── DATA FOR THIS TASK
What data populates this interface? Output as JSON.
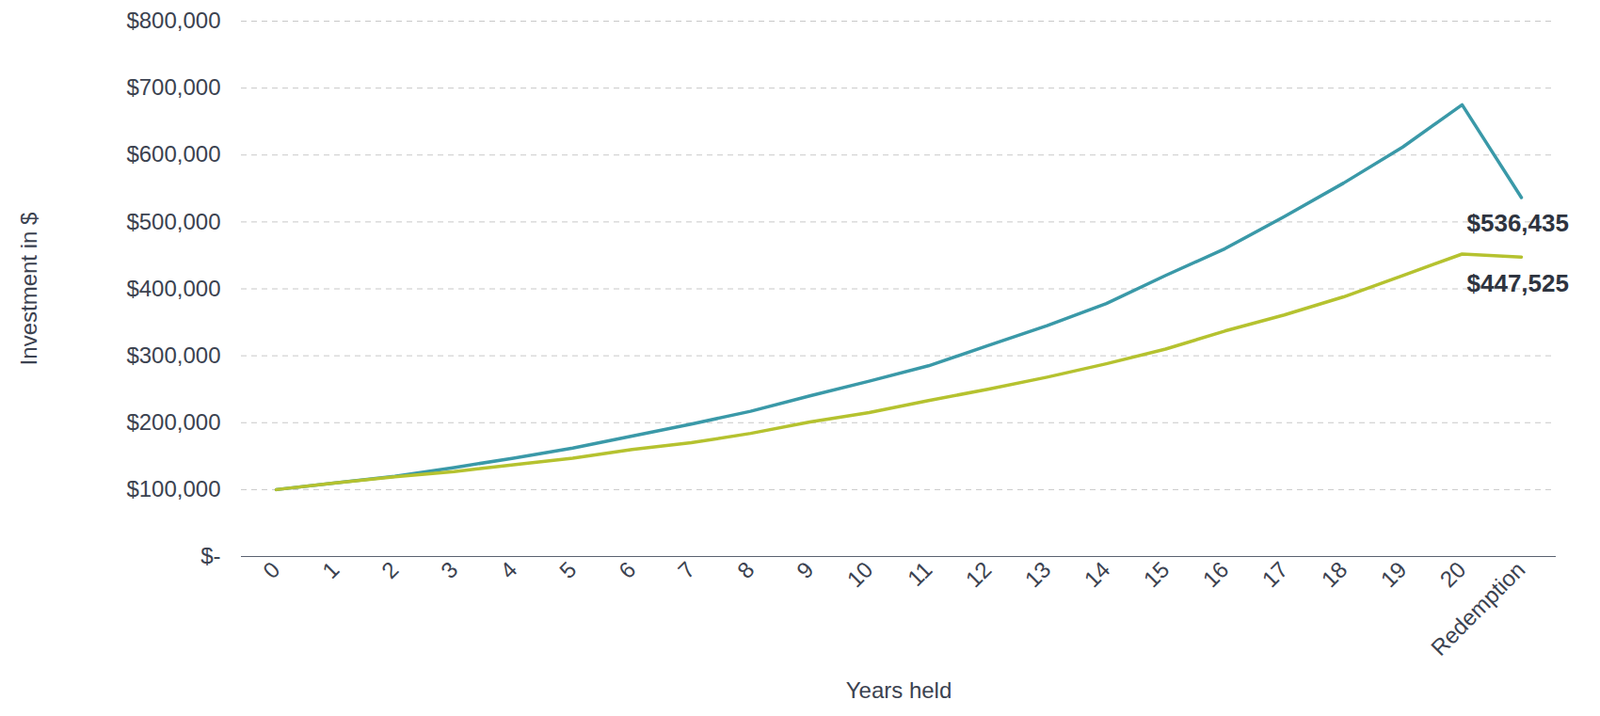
{
  "chart_data": {
    "type": "line",
    "x_label": "Years held",
    "y_label": "Investment in $",
    "categories": [
      "0",
      "1",
      "2",
      "3",
      "4",
      "5",
      "6",
      "7",
      "8",
      "9",
      "10",
      "11",
      "12",
      "13",
      "14",
      "15",
      "16",
      "17",
      "18",
      "19",
      "20",
      "Redemption"
    ],
    "series": [
      {
        "color": "#3a99a8",
        "values": [
          100000,
          110000,
          120000,
          133000,
          147000,
          162000,
          180000,
          198000,
          217000,
          240000,
          262000,
          285000,
          315000,
          345000,
          378000,
          420000,
          460000,
          508000,
          558000,
          612000,
          675000,
          536435
        ],
        "value_labels": [
          null,
          null,
          null,
          null,
          null,
          null,
          null,
          null,
          null,
          null,
          null,
          null,
          null,
          null,
          null,
          null,
          null,
          null,
          null,
          null,
          null,
          "$536,435"
        ]
      },
      {
        "color": "#b5c22f",
        "values": [
          100000,
          110000,
          119000,
          127000,
          137000,
          147000,
          160000,
          170000,
          184000,
          201000,
          215000,
          233000,
          250000,
          268000,
          288000,
          310000,
          337000,
          361000,
          388000,
          420000,
          452000,
          447525
        ],
        "value_labels": [
          null,
          null,
          null,
          null,
          null,
          null,
          null,
          null,
          null,
          null,
          null,
          null,
          null,
          null,
          null,
          null,
          null,
          null,
          null,
          null,
          null,
          "$447,525"
        ]
      }
    ],
    "ylim": [
      0,
      800000
    ],
    "yticks": [
      {
        "value": 0,
        "label": "$-"
      },
      {
        "value": 100000,
        "label": "$100,000"
      },
      {
        "value": 200000,
        "label": "$200,000"
      },
      {
        "value": 300000,
        "label": "$300,000"
      },
      {
        "value": 400000,
        "label": "$400,000"
      },
      {
        "value": 500000,
        "label": "$500,000"
      },
      {
        "value": 600000,
        "label": "$600,000"
      },
      {
        "value": 700000,
        "label": "$700,000"
      },
      {
        "value": 800000,
        "label": "$800,000"
      }
    ],
    "grid": true,
    "data_labels": true
  }
}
────
REQUIRED WORK:
Repeat the listing above exactly, with no pictures.

EXERCISE RESPONSE:
What data populates this interface? Output as JSON.
{
  "chart_data": {
    "type": "line",
    "x_label": "Years held",
    "y_label": "Investment in $",
    "categories": [
      "0",
      "1",
      "2",
      "3",
      "4",
      "5",
      "6",
      "7",
      "8",
      "9",
      "10",
      "11",
      "12",
      "13",
      "14",
      "15",
      "16",
      "17",
      "18",
      "19",
      "20",
      "Redemption"
    ],
    "series": [
      {
        "color": "#3a99a8",
        "values": [
          100000,
          110000,
          120000,
          133000,
          147000,
          162000,
          180000,
          198000,
          217000,
          240000,
          262000,
          285000,
          315000,
          345000,
          378000,
          420000,
          460000,
          508000,
          558000,
          612000,
          675000,
          536435
        ],
        "value_labels": [
          null,
          null,
          null,
          null,
          null,
          null,
          null,
          null,
          null,
          null,
          null,
          null,
          null,
          null,
          null,
          null,
          null,
          null,
          null,
          null,
          null,
          "$536,435"
        ]
      },
      {
        "color": "#b5c22f",
        "values": [
          100000,
          110000,
          119000,
          127000,
          137000,
          147000,
          160000,
          170000,
          184000,
          201000,
          215000,
          233000,
          250000,
          268000,
          288000,
          310000,
          337000,
          361000,
          388000,
          420000,
          452000,
          447525
        ],
        "value_labels": [
          null,
          null,
          null,
          null,
          null,
          null,
          null,
          null,
          null,
          null,
          null,
          null,
          null,
          null,
          null,
          null,
          null,
          null,
          null,
          null,
          null,
          "$447,525"
        ]
      }
    ],
    "ylim": [
      0,
      800000
    ],
    "yticks": [
      {
        "value": 0,
        "label": "$-"
      },
      {
        "value": 100000,
        "label": "$100,000"
      },
      {
        "value": 200000,
        "label": "$200,000"
      },
      {
        "value": 300000,
        "label": "$300,000"
      },
      {
        "value": 400000,
        "label": "$400,000"
      },
      {
        "value": 500000,
        "label": "$500,000"
      },
      {
        "value": 600000,
        "label": "$600,000"
      },
      {
        "value": 700000,
        "label": "$700,000"
      },
      {
        "value": 800000,
        "label": "$800,000"
      }
    ],
    "grid": true,
    "data_labels": true
  }
}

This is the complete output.